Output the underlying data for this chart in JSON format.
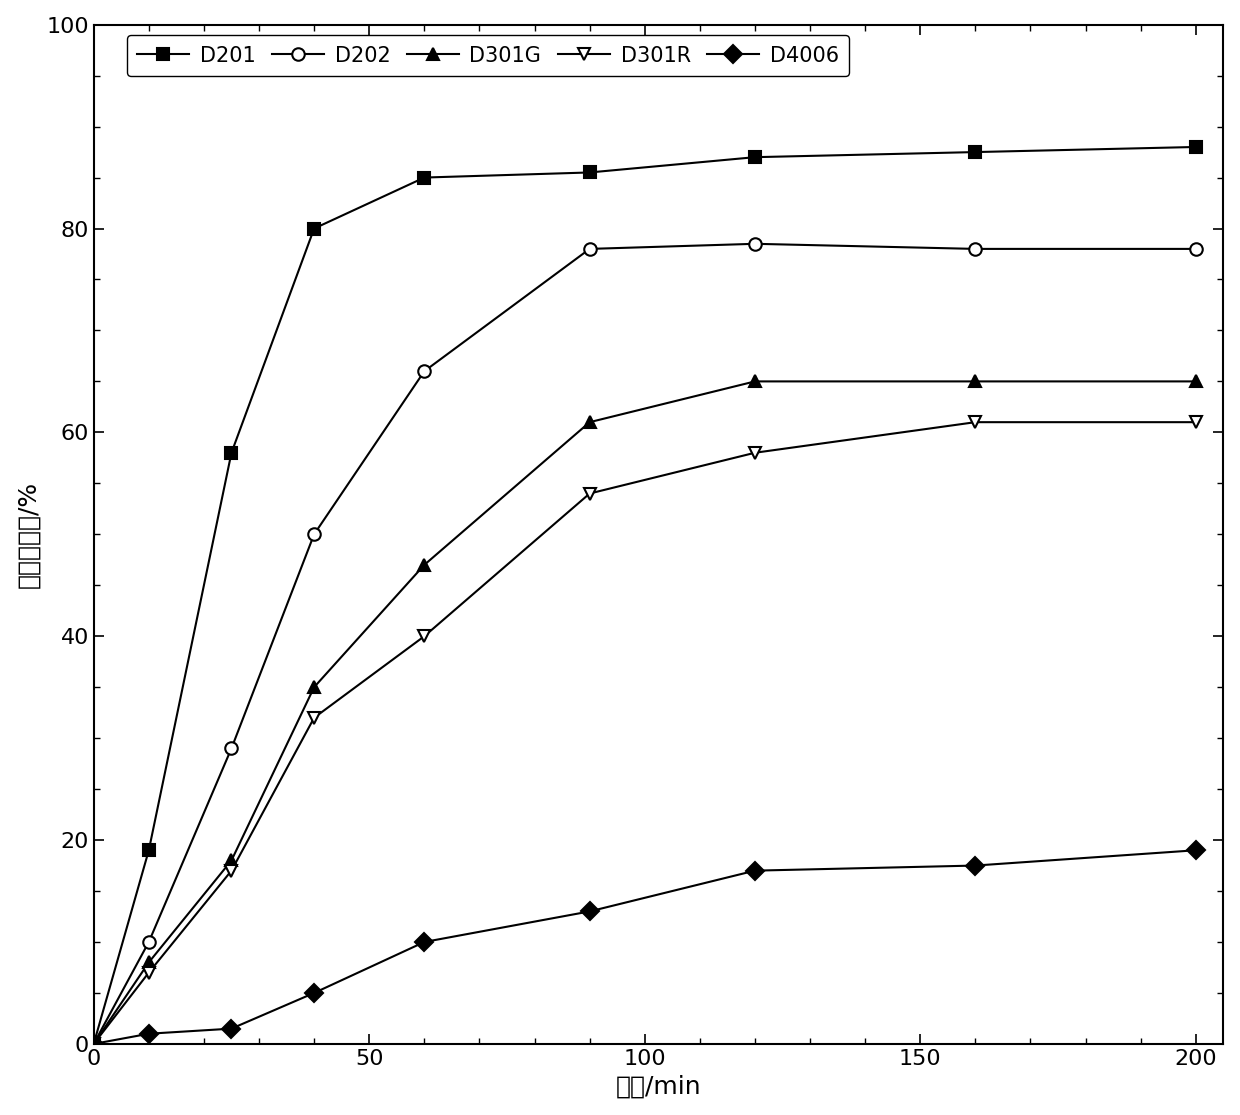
{
  "series": {
    "D201": {
      "x": [
        0,
        10,
        25,
        40,
        60,
        90,
        120,
        160,
        200
      ],
      "y": [
        0,
        19,
        58,
        80,
        85,
        85.5,
        87,
        87.5,
        88
      ],
      "marker": "s",
      "markersize": 9,
      "label": "D201",
      "filled": true
    },
    "D202": {
      "x": [
        0,
        10,
        25,
        40,
        60,
        90,
        120,
        160,
        200
      ],
      "y": [
        0,
        10,
        29,
        50,
        66,
        78,
        78.5,
        78,
        78
      ],
      "marker": "o",
      "markersize": 9,
      "label": "D202",
      "filled": false
    },
    "D301G": {
      "x": [
        0,
        10,
        25,
        40,
        60,
        90,
        120,
        160,
        200
      ],
      "y": [
        0,
        8,
        18,
        35,
        47,
        61,
        65,
        65,
        65
      ],
      "marker": "^",
      "markersize": 9,
      "label": "D301G",
      "filled": true
    },
    "D301R": {
      "x": [
        0,
        10,
        25,
        40,
        60,
        90,
        120,
        160,
        200
      ],
      "y": [
        0,
        7,
        17,
        32,
        40,
        54,
        58,
        61,
        61
      ],
      "marker": "v",
      "markersize": 9,
      "label": "D301R",
      "filled": false
    },
    "D4006": {
      "x": [
        0,
        10,
        25,
        40,
        60,
        90,
        120,
        160,
        200
      ],
      "y": [
        0,
        1,
        1.5,
        5,
        10,
        13,
        17,
        17.5,
        19
      ],
      "marker": "D",
      "markersize": 9,
      "label": "D4006",
      "filled": true
    }
  },
  "xlabel": "时间/min",
  "ylabel": "己酸洗脱率/%",
  "xlim": [
    0,
    205
  ],
  "ylim": [
    0,
    100
  ],
  "xticks_major": [
    0,
    50,
    100,
    150,
    200
  ],
  "yticks_major": [
    0,
    20,
    40,
    60,
    80,
    100
  ],
  "color": "black",
  "linewidth": 1.5,
  "figsize": [
    12.4,
    11.15
  ],
  "dpi": 100
}
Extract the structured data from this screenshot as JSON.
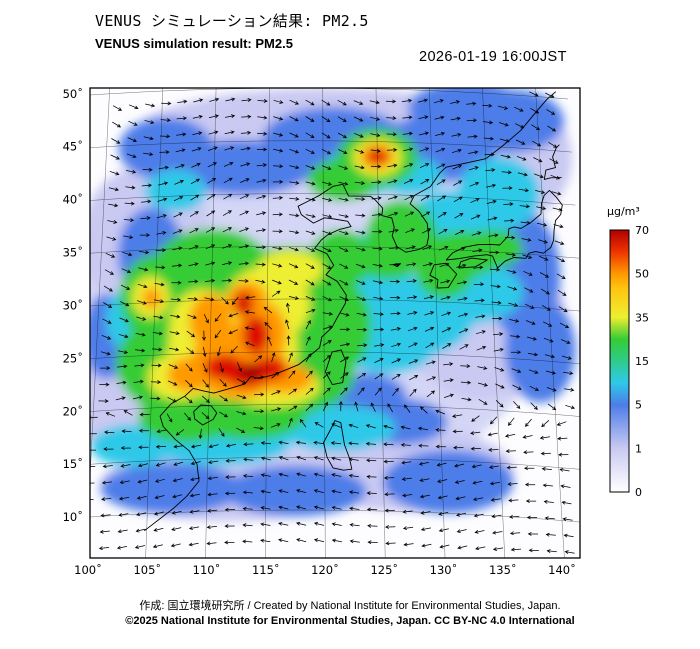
{
  "header": {
    "title_jp": "VENUS シミュレーション結果: PM2.5",
    "title_en": "VENUS simulation result: PM2.5",
    "datetime": "2026-01-19 16:00JST"
  },
  "footer": {
    "credit": "作成:  国立環境研究所 / Created by National Institute for Environmental Studies, Japan.",
    "copyright": "©2025 National Institute for Environmental Studies, Japan. CC BY-NC 4.0 International"
  },
  "chart_data": {
    "type": "heatmap",
    "title": "VENUS simulation result: PM2.5",
    "title_jp": "VENUS シミュレーション結果: PM2.5",
    "variable": "PM2.5",
    "datetime": "2026-01-19 16:00JST",
    "units": "µg/m³",
    "projection": "lambert-conformal-like",
    "x_axis": {
      "name": "longitude",
      "ticks": [
        "100˚",
        "105˚",
        "110˚",
        "115˚",
        "120˚",
        "125˚",
        "130˚",
        "135˚",
        "140˚"
      ],
      "range": [
        100,
        140
      ]
    },
    "y_axis": {
      "name": "latitude",
      "ticks": [
        "10˚",
        "15˚",
        "20˚",
        "25˚",
        "30˚",
        "35˚",
        "40˚",
        "45˚",
        "50˚"
      ],
      "range": [
        10,
        50
      ]
    },
    "colorbar": {
      "label": "µg/m³",
      "tick_levels": [
        0,
        1,
        5,
        15,
        35,
        50,
        70
      ],
      "gradient_stops": [
        {
          "v": 0,
          "c": "#ffffff"
        },
        {
          "v": 1,
          "c": "#c9c9f2"
        },
        {
          "v": 5,
          "c": "#4d7de8"
        },
        {
          "v": 10,
          "c": "#2fc9e8"
        },
        {
          "v": 15,
          "c": "#2fcc8a"
        },
        {
          "v": 25,
          "c": "#35cc35"
        },
        {
          "v": 35,
          "c": "#eeee30"
        },
        {
          "v": 45,
          "c": "#ffc410"
        },
        {
          "v": 50,
          "c": "#ff9900"
        },
        {
          "v": 60,
          "c": "#ee3300"
        },
        {
          "v": 70,
          "c": "#b00000"
        }
      ]
    },
    "wind_overlay": {
      "style": "black-arrows",
      "cyclonic_center": [
        113.5,
        24.5
      ]
    },
    "plumes": [
      [
        118,
        29,
        21,
        17,
        "#d4d6f6"
      ],
      [
        120,
        45.5,
        16,
        4.5,
        "#c9c9f2"
      ],
      [
        104,
        36,
        5.5,
        7,
        "#c9c9f2"
      ],
      [
        134,
        29,
        7,
        8,
        "#c9c9f2"
      ],
      [
        112,
        12.5,
        11,
        3.5,
        "#c9c9f2"
      ],
      [
        127,
        14,
        9,
        4,
        "#c9c9f2"
      ],
      [
        102.5,
        21,
        4,
        6,
        "#c9c9f2"
      ],
      [
        137.5,
        44,
        5,
        6,
        "#c9c9f2"
      ],
      [
        112.5,
        42.5,
        6,
        2.6,
        "#4d7de8"
      ],
      [
        121,
        45.2,
        6,
        3,
        "#4d7de8"
      ],
      [
        130.5,
        44.5,
        5,
        3.2,
        "#4d7de8"
      ],
      [
        137.5,
        47.5,
        4.5,
        3,
        "#4d7de8"
      ],
      [
        104.5,
        34.5,
        2.8,
        4.5,
        "#4d7de8"
      ],
      [
        137.8,
        33,
        3.2,
        6,
        "#4d7de8"
      ],
      [
        139,
        26,
        3,
        5,
        "#4d7de8"
      ],
      [
        107,
        12.3,
        6,
        2.4,
        "#4d7de8"
      ],
      [
        117.5,
        11.8,
        6,
        2.4,
        "#4d7de8"
      ],
      [
        130.5,
        13,
        5.5,
        3,
        "#4d7de8"
      ],
      [
        126.5,
        18.5,
        4,
        2.2,
        "#4d7de8"
      ],
      [
        123.5,
        21,
        3.5,
        2,
        "#4d7de8"
      ],
      [
        105.5,
        44.5,
        4,
        3,
        "#4d7de8"
      ],
      [
        133.5,
        48.5,
        5,
        2.5,
        "#4d7de8"
      ],
      [
        135.5,
        37.5,
        3,
        2.5,
        "#4d7de8"
      ],
      [
        100.8,
        27,
        2,
        4,
        "#4d7de8"
      ],
      [
        127,
        28.5,
        6,
        4,
        "#2fc9e8"
      ],
      [
        132.5,
        31,
        5,
        3,
        "#2fc9e8"
      ],
      [
        124.5,
        33.5,
        3,
        3,
        "#2fc9e8"
      ],
      [
        131.5,
        37.8,
        3.5,
        2.8,
        "#2fc9e8"
      ],
      [
        136,
        40.5,
        3.5,
        3.5,
        "#2fc9e8"
      ],
      [
        121,
        17.8,
        5,
        2.2,
        "#2fc9e8"
      ],
      [
        111,
        16.5,
        6,
        2.2,
        "#2fc9e8"
      ],
      [
        103.5,
        16.5,
        3.5,
        2,
        "#2fc9e8"
      ],
      [
        123.5,
        42,
        3.5,
        2.2,
        "#2fc9e8"
      ],
      [
        128,
        41.8,
        2.8,
        1.8,
        "#2fc9e8"
      ],
      [
        106.5,
        40.5,
        2.6,
        2,
        "#2fc9e8"
      ],
      [
        102.8,
        28.5,
        2,
        3,
        "#2fc9e8"
      ],
      [
        125.5,
        25.5,
        4,
        2.5,
        "#2fc9e8"
      ],
      [
        112,
        27,
        7.5,
        7.5,
        "#35cc35"
      ],
      [
        117,
        30.5,
        5.5,
        4.5,
        "#35cc35"
      ],
      [
        108,
        24,
        6,
        5,
        "#35cc35"
      ],
      [
        116.5,
        23,
        6,
        4,
        "#35cc35"
      ],
      [
        120,
        27.5,
        4,
        5,
        "#35cc35"
      ],
      [
        110,
        33,
        5,
        3.8,
        "#35cc35"
      ],
      [
        105,
        30.5,
        3,
        4,
        "#35cc35"
      ],
      [
        113.5,
        19.5,
        5,
        2.8,
        "#35cc35"
      ],
      [
        108,
        19,
        4,
        2.4,
        "#35cc35"
      ],
      [
        127,
        36,
        3,
        3.5,
        "#35cc35"
      ],
      [
        125.8,
        34,
        2.8,
        2,
        "#35cc35"
      ],
      [
        125,
        43.5,
        3.4,
        2.8,
        "#35cc35"
      ],
      [
        121.8,
        41.3,
        3,
        2,
        "#35cc35"
      ],
      [
        132.5,
        34.6,
        3.2,
        2.2,
        "#35cc35"
      ],
      [
        135.2,
        35.3,
        2.6,
        1.8,
        "#35cc35"
      ],
      [
        130.8,
        32.8,
        2.4,
        2.4,
        "#35cc35"
      ],
      [
        119.5,
        24.8,
        3,
        2.4,
        "#35cc35"
      ],
      [
        121.5,
        33.8,
        2.6,
        2.8,
        "#35cc35"
      ],
      [
        112,
        25.5,
        5.5,
        5,
        "#eeee30"
      ],
      [
        115,
        29.5,
        3.6,
        3.6,
        "#eeee30"
      ],
      [
        109.3,
        27.5,
        2.8,
        3.6,
        "#eeee30"
      ],
      [
        115.5,
        21.8,
        4,
        2,
        "#eeee30"
      ],
      [
        107.5,
        22.8,
        2.8,
        2.2,
        "#eeee30"
      ],
      [
        104.6,
        30.5,
        1.6,
        2,
        "#eeee30"
      ],
      [
        125,
        43.5,
        2.1,
        1.8,
        "#eeee30"
      ],
      [
        117,
        32.8,
        2.8,
        1.8,
        "#eeee30"
      ],
      [
        112.5,
        24,
        4,
        3.4,
        "#ff9900"
      ],
      [
        114.4,
        26.8,
        2.2,
        3,
        "#ff9900"
      ],
      [
        110,
        28,
        1.8,
        2.6,
        "#ff9900"
      ],
      [
        113.2,
        30,
        1.7,
        1.7,
        "#ff9900"
      ],
      [
        108.2,
        23,
        1.8,
        1.6,
        "#ff9900"
      ],
      [
        125,
        43.6,
        1.4,
        1.2,
        "#ff9900"
      ],
      [
        104.7,
        30.4,
        0.8,
        1,
        "#ff9900"
      ],
      [
        116.5,
        22.5,
        2.4,
        1.4,
        "#ff9900"
      ],
      [
        111.3,
        23.6,
        1.7,
        1.2,
        "#dd0f00"
      ],
      [
        113.2,
        22.9,
        1.9,
        1.2,
        "#dd0f00"
      ],
      [
        115.2,
        23.4,
        1.5,
        1.1,
        "#dd0f00"
      ],
      [
        114,
        26.6,
        1.1,
        1.8,
        "#dd0f00"
      ],
      [
        112.9,
        29.6,
        0.8,
        1.2,
        "#dd0f00"
      ],
      [
        125,
        43.6,
        0.9,
        0.7,
        "#dd0f00"
      ],
      [
        113.6,
        23.1,
        0.9,
        0.6,
        "#900000"
      ]
    ],
    "coastlines": {
      "mainland_asia": [
        [
          104.8,
          8.4
        ],
        [
          107.2,
          10.4
        ],
        [
          108.3,
          11.5
        ],
        [
          109.3,
          12.9
        ],
        [
          109.1,
          14.5
        ],
        [
          108.4,
          15.8
        ],
        [
          107.2,
          16.9
        ],
        [
          106.1,
          18.2
        ],
        [
          105.8,
          19.2
        ],
        [
          106.7,
          20.3
        ],
        [
          107.9,
          21.0
        ],
        [
          108.6,
          21.7
        ],
        [
          109.6,
          21.4
        ],
        [
          110.4,
          21.2
        ],
        [
          111.8,
          21.6
        ],
        [
          113.1,
          22.0
        ],
        [
          113.6,
          22.7
        ],
        [
          114.3,
          22.5
        ],
        [
          115.5,
          22.8
        ],
        [
          116.7,
          23.3
        ],
        [
          117.8,
          23.8
        ],
        [
          118.6,
          24.5
        ],
        [
          119.6,
          25.4
        ],
        [
          119.8,
          26.4
        ],
        [
          120.7,
          27.3
        ],
        [
          121.2,
          28.3
        ],
        [
          121.9,
          29.6
        ],
        [
          122.0,
          30.4
        ],
        [
          121.2,
          31.7
        ],
        [
          120.2,
          32.3
        ],
        [
          120.9,
          33.2
        ],
        [
          120.3,
          34.3
        ],
        [
          119.2,
          34.8
        ],
        [
          119.8,
          35.6
        ],
        [
          120.4,
          36.1
        ],
        [
          121.4,
          36.6
        ],
        [
          122.5,
          36.9
        ],
        [
          122.2,
          37.4
        ],
        [
          121.0,
          37.6
        ],
        [
          120.1,
          37.7
        ],
        [
          119.1,
          37.2
        ],
        [
          118.0,
          38.0
        ],
        [
          117.7,
          38.8
        ],
        [
          118.5,
          39.2
        ],
        [
          119.6,
          39.8
        ],
        [
          120.9,
          40.7
        ],
        [
          121.8,
          40.9
        ],
        [
          122.3,
          39.8
        ],
        [
          123.5,
          39.8
        ],
        [
          124.3,
          39.8
        ],
        [
          124.7,
          39.5
        ],
        [
          125.4,
          38.7
        ],
        [
          125.3,
          38.0
        ],
        [
          126.2,
          37.8
        ],
        [
          126.4,
          36.9
        ],
        [
          126.2,
          36.1
        ],
        [
          126.6,
          35.1
        ],
        [
          127.4,
          34.6
        ],
        [
          128.6,
          34.9
        ],
        [
          129.3,
          35.3
        ],
        [
          129.5,
          36.2
        ],
        [
          129.4,
          37.4
        ],
        [
          128.7,
          38.5
        ],
        [
          127.9,
          39.2
        ],
        [
          128.3,
          40.0
        ],
        [
          129.8,
          40.9
        ],
        [
          130.7,
          42.2
        ],
        [
          131.3,
          42.8
        ],
        [
          133.2,
          43.3
        ],
        [
          135.0,
          43.8
        ],
        [
          136.5,
          45.0
        ],
        [
          138.4,
          46.7
        ],
        [
          139.8,
          48.4
        ],
        [
          141.0,
          49.8
        ],
        [
          141.9,
          50.6
        ]
      ],
      "hainan": [
        [
          108.7,
          19.5
        ],
        [
          109.3,
          20.1
        ],
        [
          110.2,
          20.0
        ],
        [
          110.7,
          19.3
        ],
        [
          110.4,
          18.7
        ],
        [
          109.5,
          18.2
        ],
        [
          108.8,
          18.8
        ],
        [
          108.7,
          19.5
        ]
      ],
      "taiwan": [
        [
          120.1,
          23.1
        ],
        [
          120.7,
          21.9
        ],
        [
          121.6,
          22.1
        ],
        [
          121.9,
          24.1
        ],
        [
          121.5,
          25.2
        ],
        [
          120.7,
          25.0
        ],
        [
          120.1,
          23.1
        ]
      ],
      "kyushu": [
        [
          130.1,
          31.3
        ],
        [
          131.1,
          31.4
        ],
        [
          131.9,
          32.7
        ],
        [
          131.0,
          33.7
        ],
        [
          129.9,
          33.5
        ],
        [
          129.5,
          32.5
        ],
        [
          130.2,
          32.1
        ],
        [
          130.1,
          31.3
        ]
      ],
      "shikoku": [
        [
          132.1,
          33.3
        ],
        [
          133.6,
          33.5
        ],
        [
          134.7,
          34.2
        ],
        [
          133.3,
          34.3
        ],
        [
          132.3,
          33.9
        ],
        [
          132.1,
          33.3
        ]
      ],
      "honshu": [
        [
          131.0,
          34.0
        ],
        [
          132.2,
          34.2
        ],
        [
          133.5,
          34.5
        ],
        [
          134.7,
          34.7
        ],
        [
          135.2,
          34.6
        ],
        [
          135.6,
          33.5
        ],
        [
          136.3,
          34.2
        ],
        [
          137.1,
          34.6
        ],
        [
          138.2,
          34.6
        ],
        [
          138.5,
          35.1
        ],
        [
          139.1,
          35.3
        ],
        [
          139.8,
          35.2
        ],
        [
          140.5,
          35.8
        ],
        [
          140.8,
          36.5
        ],
        [
          140.9,
          37.5
        ],
        [
          141.1,
          38.4
        ],
        [
          141.6,
          39.0
        ],
        [
          141.8,
          39.9
        ],
        [
          141.3,
          40.6
        ],
        [
          140.7,
          41.2
        ],
        [
          140.2,
          40.7
        ],
        [
          139.9,
          39.9
        ],
        [
          139.8,
          38.9
        ],
        [
          138.8,
          38.0
        ],
        [
          137.9,
          37.4
        ],
        [
          137.3,
          37.5
        ],
        [
          136.8,
          37.3
        ],
        [
          136.7,
          36.6
        ],
        [
          135.9,
          35.7
        ],
        [
          135.1,
          35.7
        ],
        [
          133.9,
          35.6
        ],
        [
          132.7,
          35.3
        ],
        [
          131.6,
          34.7
        ],
        [
          131.0,
          34.0
        ]
      ],
      "hokkaido_west": [
        [
          141.9,
          42.5
        ],
        [
          140.9,
          42.4
        ],
        [
          140.3,
          42.2
        ],
        [
          140.5,
          43.1
        ],
        [
          141.4,
          43.4
        ],
        [
          141.2,
          44.4
        ],
        [
          141.6,
          45.3
        ],
        [
          141.9,
          45.6
        ]
      ],
      "luzon": [
        [
          120.9,
          18.5
        ],
        [
          120.5,
          17.6
        ],
        [
          119.9,
          16.4
        ],
        [
          120.2,
          15.0
        ],
        [
          120.7,
          14.0
        ],
        [
          121.6,
          13.8
        ],
        [
          122.3,
          13.9
        ],
        [
          122.1,
          15.0
        ],
        [
          121.7,
          16.2
        ],
        [
          121.4,
          18.3
        ],
        [
          120.9,
          18.5
        ]
      ],
      "jeju": [
        [
          126.2,
          33.4
        ],
        [
          126.9,
          33.5
        ],
        [
          126.6,
          33.2
        ],
        [
          126.2,
          33.4
        ]
      ]
    }
  }
}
====
-- STATED EXERCISE --
Wherever "Environmental" shows up in a line, copy that line.

-- RIGHT ANSWER --
    "credit": "作成:  国立環境研究所 / Created by National Institute for Environmental Studies, Japan.",
    "copyright": "©2025 National Institute for Environmental Studies, Japan. CC BY-NC 4.0 International"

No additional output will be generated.